Task to carry out: Return all the data, word for word.

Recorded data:
(begin)
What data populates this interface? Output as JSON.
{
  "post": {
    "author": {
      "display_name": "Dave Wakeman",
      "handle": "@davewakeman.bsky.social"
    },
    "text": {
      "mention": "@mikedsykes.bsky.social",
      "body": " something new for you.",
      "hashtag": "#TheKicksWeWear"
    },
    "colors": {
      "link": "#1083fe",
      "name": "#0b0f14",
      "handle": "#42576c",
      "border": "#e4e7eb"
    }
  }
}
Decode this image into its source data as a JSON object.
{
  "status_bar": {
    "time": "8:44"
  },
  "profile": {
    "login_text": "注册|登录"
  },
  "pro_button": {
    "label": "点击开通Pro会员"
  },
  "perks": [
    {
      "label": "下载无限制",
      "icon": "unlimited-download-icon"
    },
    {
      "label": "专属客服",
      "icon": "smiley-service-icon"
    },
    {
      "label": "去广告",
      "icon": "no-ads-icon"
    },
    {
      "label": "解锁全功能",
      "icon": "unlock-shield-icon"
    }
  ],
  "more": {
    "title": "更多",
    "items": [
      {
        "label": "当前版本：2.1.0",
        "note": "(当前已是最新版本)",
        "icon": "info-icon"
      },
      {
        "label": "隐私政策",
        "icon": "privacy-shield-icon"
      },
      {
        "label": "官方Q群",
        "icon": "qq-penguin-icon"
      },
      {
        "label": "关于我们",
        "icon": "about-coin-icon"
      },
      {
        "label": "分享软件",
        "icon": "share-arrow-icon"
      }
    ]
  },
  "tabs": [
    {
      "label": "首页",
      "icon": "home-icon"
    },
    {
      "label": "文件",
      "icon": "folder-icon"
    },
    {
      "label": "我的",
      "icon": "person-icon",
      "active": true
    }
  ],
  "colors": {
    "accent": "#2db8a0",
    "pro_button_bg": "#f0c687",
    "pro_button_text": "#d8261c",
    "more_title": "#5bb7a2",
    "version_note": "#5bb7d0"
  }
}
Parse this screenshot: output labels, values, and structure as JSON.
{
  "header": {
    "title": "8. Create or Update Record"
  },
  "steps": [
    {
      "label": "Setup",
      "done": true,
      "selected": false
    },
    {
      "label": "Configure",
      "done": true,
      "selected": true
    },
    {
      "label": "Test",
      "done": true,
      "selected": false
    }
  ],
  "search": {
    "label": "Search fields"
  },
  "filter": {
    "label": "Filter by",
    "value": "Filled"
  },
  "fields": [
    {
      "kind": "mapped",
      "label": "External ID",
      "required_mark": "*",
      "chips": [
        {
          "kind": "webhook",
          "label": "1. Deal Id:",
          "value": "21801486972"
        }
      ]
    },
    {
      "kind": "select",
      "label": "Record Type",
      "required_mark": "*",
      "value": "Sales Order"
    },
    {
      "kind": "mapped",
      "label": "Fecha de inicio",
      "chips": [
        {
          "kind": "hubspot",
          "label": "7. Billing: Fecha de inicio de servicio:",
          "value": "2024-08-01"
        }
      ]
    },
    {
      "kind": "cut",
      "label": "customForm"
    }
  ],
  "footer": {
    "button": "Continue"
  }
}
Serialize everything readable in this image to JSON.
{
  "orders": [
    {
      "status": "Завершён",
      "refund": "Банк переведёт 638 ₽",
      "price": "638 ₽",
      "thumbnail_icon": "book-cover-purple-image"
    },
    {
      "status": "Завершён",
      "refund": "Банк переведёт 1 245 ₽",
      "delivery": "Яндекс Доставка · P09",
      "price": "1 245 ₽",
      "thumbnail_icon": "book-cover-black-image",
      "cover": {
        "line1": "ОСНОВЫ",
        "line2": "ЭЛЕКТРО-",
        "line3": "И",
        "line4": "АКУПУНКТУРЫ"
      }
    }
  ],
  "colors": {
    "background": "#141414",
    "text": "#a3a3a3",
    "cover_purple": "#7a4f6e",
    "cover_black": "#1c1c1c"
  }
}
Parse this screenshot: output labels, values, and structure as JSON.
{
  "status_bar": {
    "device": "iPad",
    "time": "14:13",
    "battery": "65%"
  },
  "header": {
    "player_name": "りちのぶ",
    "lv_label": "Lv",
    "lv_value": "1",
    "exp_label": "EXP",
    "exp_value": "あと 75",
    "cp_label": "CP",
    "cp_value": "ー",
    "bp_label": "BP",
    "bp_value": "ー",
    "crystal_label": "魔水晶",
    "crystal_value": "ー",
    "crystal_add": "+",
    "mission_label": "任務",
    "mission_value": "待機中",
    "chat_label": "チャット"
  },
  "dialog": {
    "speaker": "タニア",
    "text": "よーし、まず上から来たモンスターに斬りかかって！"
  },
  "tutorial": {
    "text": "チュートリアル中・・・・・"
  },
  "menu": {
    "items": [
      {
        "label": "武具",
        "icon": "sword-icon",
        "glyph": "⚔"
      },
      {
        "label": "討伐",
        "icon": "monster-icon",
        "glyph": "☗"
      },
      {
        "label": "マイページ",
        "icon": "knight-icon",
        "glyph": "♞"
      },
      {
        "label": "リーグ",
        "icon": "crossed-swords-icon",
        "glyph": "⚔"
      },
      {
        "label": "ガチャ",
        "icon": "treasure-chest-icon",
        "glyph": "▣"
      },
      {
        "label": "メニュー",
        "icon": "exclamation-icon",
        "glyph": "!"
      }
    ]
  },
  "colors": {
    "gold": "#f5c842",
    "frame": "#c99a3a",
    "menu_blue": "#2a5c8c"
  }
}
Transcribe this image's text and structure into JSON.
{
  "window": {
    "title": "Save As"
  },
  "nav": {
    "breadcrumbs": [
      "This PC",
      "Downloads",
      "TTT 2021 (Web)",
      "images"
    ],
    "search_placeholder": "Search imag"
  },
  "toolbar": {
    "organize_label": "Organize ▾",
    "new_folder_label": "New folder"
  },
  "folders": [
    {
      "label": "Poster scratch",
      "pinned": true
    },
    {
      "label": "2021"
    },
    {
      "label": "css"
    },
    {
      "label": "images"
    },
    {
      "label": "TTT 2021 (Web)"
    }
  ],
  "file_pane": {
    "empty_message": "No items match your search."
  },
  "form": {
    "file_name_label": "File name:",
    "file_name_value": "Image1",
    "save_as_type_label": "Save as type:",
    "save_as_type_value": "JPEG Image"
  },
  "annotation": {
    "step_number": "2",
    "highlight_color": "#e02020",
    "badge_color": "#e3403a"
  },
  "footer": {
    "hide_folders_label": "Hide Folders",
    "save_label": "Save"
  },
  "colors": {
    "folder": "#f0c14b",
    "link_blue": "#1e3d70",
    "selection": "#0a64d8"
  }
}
(end)
Worked answer:
What data populates this interface? Output as JSON.
{
  "post": {
    "author": {
      "display_name": "Dave Wakeman",
      "handle": "@davewakeman.bsky.social"
    },
    "text": {
      "mention": "@mikedsykes.bsky.social",
      "body": " something new for you.",
      "hashtag": "#TheKicksWeWear"
    },
    "colors": {
      "link": "#1083fe",
      "name": "#0b0f14",
      "handle": "#42576c",
      "border": "#e4e7eb"
    }
  }
}
Decode this image into its source data as a JSON object.
{
  "status_bar": {
    "time": "8:44"
  },
  "profile": {
    "login_text": "注册|登录"
  },
  "pro_button": {
    "label": "点击开通Pro会员"
  },
  "perks": [
    {
      "label": "下载无限制",
      "icon": "unlimited-download-icon"
    },
    {
      "label": "专属客服",
      "icon": "smiley-service-icon"
    },
    {
      "label": "去广告",
      "icon": "no-ads-icon"
    },
    {
      "label": "解锁全功能",
      "icon": "unlock-shield-icon"
    }
  ],
  "more": {
    "title": "更多",
    "items": [
      {
        "label": "当前版本：2.1.0",
        "note": "(当前已是最新版本)",
        "icon": "info-icon"
      },
      {
        "label": "隐私政策",
        "icon": "privacy-shield-icon"
      },
      {
        "label": "官方Q群",
        "icon": "qq-penguin-icon"
      },
      {
        "label": "关于我们",
        "icon": "about-coin-icon"
      },
      {
        "label": "分享软件",
        "icon": "share-arrow-icon"
      }
    ]
  },
  "tabs": [
    {
      "label": "首页",
      "icon": "home-icon"
    },
    {
      "label": "文件",
      "icon": "folder-icon"
    },
    {
      "label": "我的",
      "icon": "person-icon",
      "active": true
    }
  ],
  "colors": {
    "accent": "#2db8a0",
    "pro_button_bg": "#f0c687",
    "pro_button_text": "#d8261c",
    "more_title": "#5bb7a2",
    "version_note": "#5bb7d0"
  }
}
Parse this screenshot: output labels, values, and structure as JSON.
{
  "header": {
    "title": "8. Create or Update Record"
  },
  "steps": [
    {
      "label": "Setup",
      "done": true,
      "selected": false
    },
    {
      "label": "Configure",
      "done": true,
      "selected": true
    },
    {
      "label": "Test",
      "done": true,
      "selected": false
    }
  ],
  "search": {
    "label": "Search fields"
  },
  "filter": {
    "label": "Filter by",
    "value": "Filled"
  },
  "fields": [
    {
      "kind": "mapped",
      "label": "External ID",
      "required_mark": "*",
      "chips": [
        {
          "kind": "webhook",
          "label": "1. Deal Id:",
          "value": "21801486972"
        }
      ]
    },
    {
      "kind": "select",
      "label": "Record Type",
      "required_mark": "*",
      "value": "Sales Order"
    },
    {
      "kind": "mapped",
      "label": "Fecha de inicio",
      "chips": [
        {
          "kind": "hubspot",
          "label": "7. Billing: Fecha de inicio de servicio:",
          "value": "2024-08-01"
        }
      ]
    },
    {
      "kind": "cut",
      "label": "customForm"
    }
  ],
  "footer": {
    "button": "Continue"
  }
}
Serialize everything readable in this image to JSON.
{
  "orders": [
    {
      "status": "Завершён",
      "refund": "Банк переведёт 638 ₽",
      "price": "638 ₽",
      "thumbnail_icon": "book-cover-purple-image"
    },
    {
      "status": "Завершён",
      "refund": "Банк переведёт 1 245 ₽",
      "delivery": "Яндекс Доставка · P09",
      "price": "1 245 ₽",
      "thumbnail_icon": "book-cover-black-image",
      "cover": {
        "line1": "ОСНОВЫ",
        "line2": "ЭЛЕКТРО-",
        "line3": "И",
        "line4": "АКУПУНКТУРЫ"
      }
    }
  ],
  "colors": {
    "background": "#141414",
    "text": "#a3a3a3",
    "cover_purple": "#7a4f6e",
    "cover_black": "#1c1c1c"
  }
}
Parse this screenshot: output labels, values, and structure as JSON.
{
  "status_bar": {
    "device": "iPad",
    "time": "14:13",
    "battery": "65%"
  },
  "header": {
    "player_name": "りちのぶ",
    "lv_label": "Lv",
    "lv_value": "1",
    "exp_label": "EXP",
    "exp_value": "あと 75",
    "cp_label": "CP",
    "cp_value": "ー",
    "bp_label": "BP",
    "bp_value": "ー",
    "crystal_label": "魔水晶",
    "crystal_value": "ー",
    "crystal_add": "+",
    "mission_label": "任務",
    "mission_value": "待機中",
    "chat_label": "チャット"
  },
  "dialog": {
    "speaker": "タニア",
    "text": "よーし、まず上から来たモンスターに斬りかかって！"
  },
  "tutorial": {
    "text": "チュートリアル中・・・・・"
  },
  "menu": {
    "items": [
      {
        "label": "武具",
        "icon": "sword-icon",
        "glyph": "⚔"
      },
      {
        "label": "討伐",
        "icon": "monster-icon",
        "glyph": "☗"
      },
      {
        "label": "マイページ",
        "icon": "knight-icon",
        "glyph": "♞"
      },
      {
        "label": "リーグ",
        "icon": "crossed-swords-icon",
        "glyph": "⚔"
      },
      {
        "label": "ガチャ",
        "icon": "treasure-chest-icon",
        "glyph": "▣"
      },
      {
        "label": "メニュー",
        "icon": "exclamation-icon",
        "glyph": "!"
      }
    ]
  },
  "colors": {
    "gold": "#f5c842",
    "frame": "#c99a3a",
    "menu_blue": "#2a5c8c"
  }
}
Transcribe this image's text and structure into JSON.
{
  "window": {
    "title": "Save As"
  },
  "nav": {
    "breadcrumbs": [
      "This PC",
      "Downloads",
      "TTT 2021 (Web)",
      "images"
    ],
    "search_placeholder": "Search imag"
  },
  "toolbar": {
    "organize_label": "Organize ▾",
    "new_folder_label": "New folder"
  },
  "folders": [
    {
      "label": "Poster scratch",
      "pinned": true
    },
    {
      "label": "2021"
    },
    {
      "label": "css"
    },
    {
      "label": "images"
    },
    {
      "label": "TTT 2021 (Web)"
    }
  ],
  "file_pane": {
    "empty_message": "No items match your search."
  },
  "form": {
    "file_name_label": "File name:",
    "file_name_value": "Image1",
    "save_as_type_label": "Save as type:",
    "save_as_type_value": "JPEG Image"
  },
  "annotation": {
    "step_number": "2",
    "highlight_color": "#e02020",
    "badge_color": "#e3403a"
  },
  "footer": {
    "hide_folders_label": "Hide Folders",
    "save_label": "Save"
  },
  "colors": {
    "folder": "#f0c14b",
    "link_blue": "#1e3d70",
    "selection": "#0a64d8"
  }
}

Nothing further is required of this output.